Data extract:
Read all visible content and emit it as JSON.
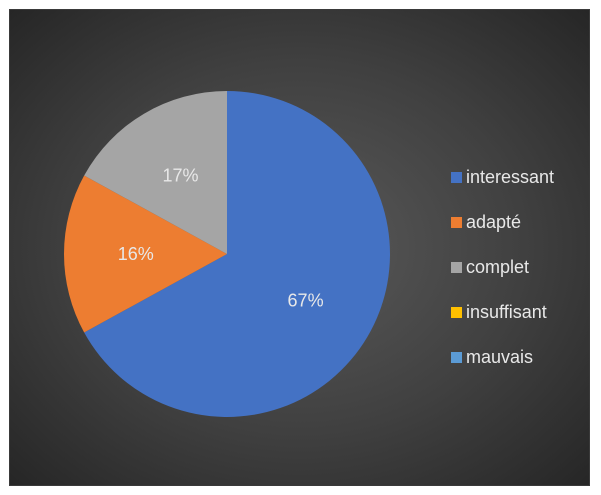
{
  "chart_data": {
    "type": "pie",
    "categories": [
      "interessant",
      "adapté",
      "complet",
      "insuffisant",
      "mauvais"
    ],
    "values": [
      67,
      16,
      17,
      0,
      0
    ],
    "labels": [
      "67%",
      "16%",
      "17%",
      "",
      ""
    ],
    "colors": [
      "#4472C4",
      "#ED7D31",
      "#A5A5A5",
      "#FFC000",
      "#5B9BD5"
    ],
    "legend_position": "right",
    "start_angle_deg": 0,
    "direction": "clockwise"
  }
}
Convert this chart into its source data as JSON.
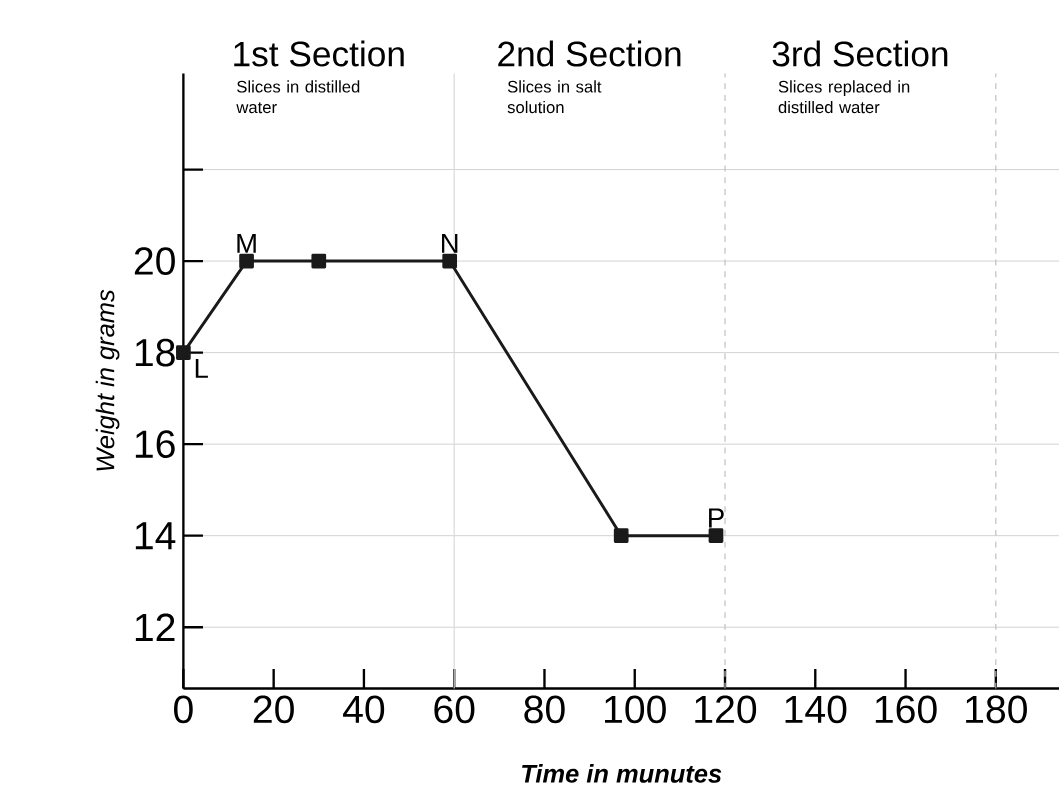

Exercise: Every entry should be returned exactly as written, minus the pictures.

Reply to the exercise:
Read all visible content and emit it as JSON.
{
  "chart_data": {
    "type": "pie",
    "categories": [
      "interessant",
      "adapté",
      "complet",
      "insuffisant",
      "mauvais"
    ],
    "values": [
      67,
      16,
      17,
      0,
      0
    ],
    "labels": [
      "67%",
      "16%",
      "17%",
      "",
      ""
    ],
    "colors": [
      "#4472C4",
      "#ED7D31",
      "#A5A5A5",
      "#FFC000",
      "#5B9BD5"
    ],
    "legend_position": "right",
    "start_angle_deg": 0,
    "direction": "clockwise"
  }
}
Convert this chart into its source data as JSON.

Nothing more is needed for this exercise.